• **Written request**:
Copy each item below word for word, without changing anything.

• **Data shown**:
/---

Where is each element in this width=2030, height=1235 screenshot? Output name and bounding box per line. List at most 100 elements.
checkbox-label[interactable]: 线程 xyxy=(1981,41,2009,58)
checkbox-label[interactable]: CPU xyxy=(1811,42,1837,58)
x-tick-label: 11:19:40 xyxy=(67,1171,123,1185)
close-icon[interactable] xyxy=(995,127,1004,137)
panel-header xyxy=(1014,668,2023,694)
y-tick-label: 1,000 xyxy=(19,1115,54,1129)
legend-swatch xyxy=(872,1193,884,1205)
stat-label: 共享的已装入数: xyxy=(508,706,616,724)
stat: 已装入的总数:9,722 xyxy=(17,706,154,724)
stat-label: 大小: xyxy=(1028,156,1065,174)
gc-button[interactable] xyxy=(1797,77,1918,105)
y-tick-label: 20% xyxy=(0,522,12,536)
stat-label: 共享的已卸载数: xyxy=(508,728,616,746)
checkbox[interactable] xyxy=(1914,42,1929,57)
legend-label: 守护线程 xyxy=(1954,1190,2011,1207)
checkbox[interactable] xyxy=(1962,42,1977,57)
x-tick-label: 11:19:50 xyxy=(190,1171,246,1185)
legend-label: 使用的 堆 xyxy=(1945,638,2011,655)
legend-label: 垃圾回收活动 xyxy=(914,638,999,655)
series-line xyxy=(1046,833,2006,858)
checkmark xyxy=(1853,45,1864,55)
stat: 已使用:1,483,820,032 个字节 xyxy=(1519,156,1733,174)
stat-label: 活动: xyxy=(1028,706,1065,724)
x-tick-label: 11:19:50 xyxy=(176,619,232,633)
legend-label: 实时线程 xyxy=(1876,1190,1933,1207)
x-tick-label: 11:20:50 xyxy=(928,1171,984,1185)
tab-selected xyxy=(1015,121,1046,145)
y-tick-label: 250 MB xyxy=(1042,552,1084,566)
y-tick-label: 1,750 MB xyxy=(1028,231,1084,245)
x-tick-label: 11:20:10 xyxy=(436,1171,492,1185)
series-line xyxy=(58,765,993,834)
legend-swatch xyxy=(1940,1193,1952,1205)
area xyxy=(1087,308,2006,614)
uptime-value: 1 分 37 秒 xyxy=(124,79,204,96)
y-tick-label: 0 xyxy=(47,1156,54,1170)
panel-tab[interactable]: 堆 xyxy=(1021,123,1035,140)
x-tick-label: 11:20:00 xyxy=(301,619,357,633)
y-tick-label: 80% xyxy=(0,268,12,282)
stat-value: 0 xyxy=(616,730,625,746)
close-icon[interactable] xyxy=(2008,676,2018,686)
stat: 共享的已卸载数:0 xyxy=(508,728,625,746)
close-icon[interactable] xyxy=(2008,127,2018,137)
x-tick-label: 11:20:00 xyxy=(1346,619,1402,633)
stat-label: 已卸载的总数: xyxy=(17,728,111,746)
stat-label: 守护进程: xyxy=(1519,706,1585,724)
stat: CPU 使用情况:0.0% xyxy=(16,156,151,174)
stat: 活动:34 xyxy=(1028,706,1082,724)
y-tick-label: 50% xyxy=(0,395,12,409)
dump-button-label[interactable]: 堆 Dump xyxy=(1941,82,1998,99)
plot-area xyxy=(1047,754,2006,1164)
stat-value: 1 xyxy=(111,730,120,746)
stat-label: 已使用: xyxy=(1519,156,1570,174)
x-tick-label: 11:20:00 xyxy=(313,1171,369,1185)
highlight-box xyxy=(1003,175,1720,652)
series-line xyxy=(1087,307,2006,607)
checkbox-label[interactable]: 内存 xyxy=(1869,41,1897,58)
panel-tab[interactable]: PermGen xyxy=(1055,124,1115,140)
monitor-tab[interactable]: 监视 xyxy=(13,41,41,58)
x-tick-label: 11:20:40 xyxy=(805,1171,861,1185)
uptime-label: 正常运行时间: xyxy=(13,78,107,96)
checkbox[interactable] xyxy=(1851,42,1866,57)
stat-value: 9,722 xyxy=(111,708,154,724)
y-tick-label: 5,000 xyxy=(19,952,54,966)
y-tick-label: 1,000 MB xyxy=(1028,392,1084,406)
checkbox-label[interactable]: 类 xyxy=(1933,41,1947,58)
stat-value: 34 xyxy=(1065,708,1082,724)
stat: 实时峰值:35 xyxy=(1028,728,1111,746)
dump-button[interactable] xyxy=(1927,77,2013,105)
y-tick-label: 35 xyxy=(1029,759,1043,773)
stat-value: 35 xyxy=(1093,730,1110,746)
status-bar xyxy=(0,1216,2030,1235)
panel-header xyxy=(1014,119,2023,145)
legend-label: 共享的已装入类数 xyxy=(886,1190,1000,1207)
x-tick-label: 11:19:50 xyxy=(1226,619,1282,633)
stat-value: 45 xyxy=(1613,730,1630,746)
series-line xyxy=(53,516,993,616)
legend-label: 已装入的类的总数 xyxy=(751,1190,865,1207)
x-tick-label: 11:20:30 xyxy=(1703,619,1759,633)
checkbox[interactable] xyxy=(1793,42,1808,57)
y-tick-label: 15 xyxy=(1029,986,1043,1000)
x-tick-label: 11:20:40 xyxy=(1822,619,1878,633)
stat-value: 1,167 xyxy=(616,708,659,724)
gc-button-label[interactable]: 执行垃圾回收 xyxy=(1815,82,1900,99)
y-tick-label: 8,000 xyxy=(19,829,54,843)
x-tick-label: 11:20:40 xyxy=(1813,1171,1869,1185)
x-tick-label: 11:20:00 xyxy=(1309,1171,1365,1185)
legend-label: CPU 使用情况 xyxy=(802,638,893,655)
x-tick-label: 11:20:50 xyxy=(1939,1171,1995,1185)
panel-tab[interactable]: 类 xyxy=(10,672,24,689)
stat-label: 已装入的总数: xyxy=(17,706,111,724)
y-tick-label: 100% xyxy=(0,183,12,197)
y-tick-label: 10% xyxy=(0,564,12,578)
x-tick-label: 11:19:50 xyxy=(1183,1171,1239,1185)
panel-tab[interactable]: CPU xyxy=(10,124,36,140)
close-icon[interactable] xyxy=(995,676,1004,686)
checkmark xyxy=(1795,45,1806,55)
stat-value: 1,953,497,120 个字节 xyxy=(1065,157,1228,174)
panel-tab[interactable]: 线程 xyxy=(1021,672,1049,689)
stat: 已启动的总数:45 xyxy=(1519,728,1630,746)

\---

• **Full solution**:
Where is each element in this width=2030, height=1235 screenshot? Output name and bounding box per line. List at most 100 elements.
checkbox-label[interactable]: 线程 xyxy=(1981,41,2009,58)
checkbox-label[interactable]: CPU xyxy=(1811,42,1837,58)
x-tick-label: 11:19:40 xyxy=(67,1171,123,1185)
close-icon[interactable] xyxy=(995,127,1004,137)
panel-header xyxy=(1014,668,2023,694)
y-tick-label: 1,000 xyxy=(19,1115,54,1129)
legend-swatch xyxy=(872,1193,884,1205)
stat-label: 共享的已装入数: xyxy=(508,706,616,724)
stat: 已装入的总数:9,722 xyxy=(17,706,154,724)
stat-label: 大小: xyxy=(1028,156,1065,174)
gc-button[interactable] xyxy=(1797,77,1918,105)
y-tick-label: 20% xyxy=(0,522,12,536)
stat-label: 共享的已卸载数: xyxy=(508,728,616,746)
checkbox[interactable] xyxy=(1914,42,1929,57)
legend-label: 守护线程 xyxy=(1954,1190,2011,1207)
checkbox[interactable] xyxy=(1962,42,1977,57)
x-tick-label: 11:19:50 xyxy=(190,1171,246,1185)
legend-label: 使用的 堆 xyxy=(1945,638,2011,655)
legend-label: 垃圾回收活动 xyxy=(914,638,999,655)
series-line xyxy=(1046,833,2006,858)
checkmark xyxy=(1853,45,1864,55)
stat: 已使用:1,483,820,032 个字节 xyxy=(1519,156,1733,174)
stat-label: 活动: xyxy=(1028,706,1065,724)
x-tick-label: 11:19:50 xyxy=(176,619,232,633)
legend-label: 实时线程 xyxy=(1876,1190,1933,1207)
x-tick-label: 11:20:50 xyxy=(928,1171,984,1185)
tab-selected xyxy=(1015,121,1046,145)
y-tick-label: 250 MB xyxy=(1042,552,1084,566)
y-tick-label: 1,750 MB xyxy=(1028,231,1084,245)
x-tick-label: 11:20:10 xyxy=(436,1171,492,1185)
series-line xyxy=(58,765,993,834)
legend-swatch xyxy=(1940,1193,1952,1205)
area xyxy=(1087,308,2006,614)
uptime-value: 1 分 37 秒 xyxy=(124,79,204,96)
y-tick-label: 0 xyxy=(47,1156,54,1170)
panel-tab[interactable]: 堆 xyxy=(1021,123,1035,140)
x-tick-label: 11:20:00 xyxy=(301,619,357,633)
y-tick-label: 80% xyxy=(0,268,12,282)
stat-value: 0 xyxy=(616,730,625,746)
close-icon[interactable] xyxy=(2008,676,2018,686)
stat: 共享的已卸载数:0 xyxy=(508,728,625,746)
close-icon[interactable] xyxy=(2008,127,2018,137)
x-tick-label: 11:20:00 xyxy=(1346,619,1402,633)
stat-label: 已卸载的总数: xyxy=(17,728,111,746)
stat-label: 守护进程: xyxy=(1519,706,1585,724)
stat: CPU 使用情况:0.0% xyxy=(16,156,151,174)
stat: 活动:34 xyxy=(1028,706,1082,724)
y-tick-label: 50% xyxy=(0,395,12,409)
dump-button-label[interactable]: 堆 Dump xyxy=(1941,82,1998,99)
plot-area xyxy=(1047,754,2006,1164)
stat-value: 1 xyxy=(111,730,120,746)
stat-label: 已使用: xyxy=(1519,156,1570,174)
x-tick-label: 11:20:00 xyxy=(313,1171,369,1185)
highlight-box xyxy=(1003,175,1720,652)
series-line xyxy=(1087,307,2006,607)
checkbox-label[interactable]: 内存 xyxy=(1869,41,1897,58)
panel-tab[interactable]: PermGen xyxy=(1055,124,1115,140)
monitor-tab[interactable]: 监视 xyxy=(13,41,41,58)
x-tick-label: 11:20:40 xyxy=(805,1171,861,1185)
uptime-label: 正常运行时间: xyxy=(13,78,107,96)
checkbox[interactable] xyxy=(1851,42,1866,57)
stat-value: 9,722 xyxy=(111,708,154,724)
y-tick-label: 5,000 xyxy=(19,952,54,966)
y-tick-label: 1,000 MB xyxy=(1028,392,1084,406)
checkbox-label[interactable]: 类 xyxy=(1933,41,1947,58)
stat-value: 34 xyxy=(1065,708,1082,724)
stat: 实时峰值:35 xyxy=(1028,728,1111,746)
dump-button[interactable] xyxy=(1927,77,2013,105)
y-tick-label: 35 xyxy=(1029,759,1043,773)
stat-value: 35 xyxy=(1093,730,1110,746)
status-bar xyxy=(0,1216,2030,1235)
panel-header xyxy=(1014,119,2023,145)
legend-label: 共享的已装入类数 xyxy=(886,1190,1000,1207)
x-tick-label: 11:19:50 xyxy=(1226,619,1282,633)
stat-value: 45 xyxy=(1613,730,1630,746)
series-line xyxy=(53,516,993,616)
legend-label: 已装入的类的总数 xyxy=(751,1190,865,1207)
x-tick-label: 11:20:30 xyxy=(1703,619,1759,633)
checkbox[interactable] xyxy=(1793,42,1808,57)
y-tick-label: 15 xyxy=(1029,986,1043,1000)
x-tick-label: 11:20:40 xyxy=(1822,619,1878,633)
stat-value: 1,167 xyxy=(616,708,659,724)
gc-button-label[interactable]: 执行垃圾回收 xyxy=(1815,82,1900,99)
y-tick-label: 8,000 xyxy=(19,829,54,843)
x-tick-label: 11:20:40 xyxy=(1813,1171,1869,1185)
x-tick-label: 11:20:00 xyxy=(1309,1171,1365,1185)
legend-label: CPU 使用情况 xyxy=(802,638,893,655)
x-tick-label: 11:20:50 xyxy=(1939,1171,1995,1185)
panel-tab[interactable]: 类 xyxy=(10,672,24,689)
stat-label: 已装入的总数: xyxy=(17,706,111,724)
y-tick-label: 100% xyxy=(0,183,12,197)
y-tick-label: 10% xyxy=(0,564,12,578)
x-tick-label: 11:19:50 xyxy=(1183,1171,1239,1185)
panel-tab[interactable]: CPU xyxy=(10,124,36,140)
close-icon[interactable] xyxy=(995,676,1004,686)
checkmark xyxy=(1795,45,1806,55)
stat-value: 1,953,497,120 个字节 xyxy=(1065,157,1228,174)
panel-tab[interactable]: 线程 xyxy=(1021,672,1049,689)
stat: 已启动的总数:45 xyxy=(1519,728,1630,746)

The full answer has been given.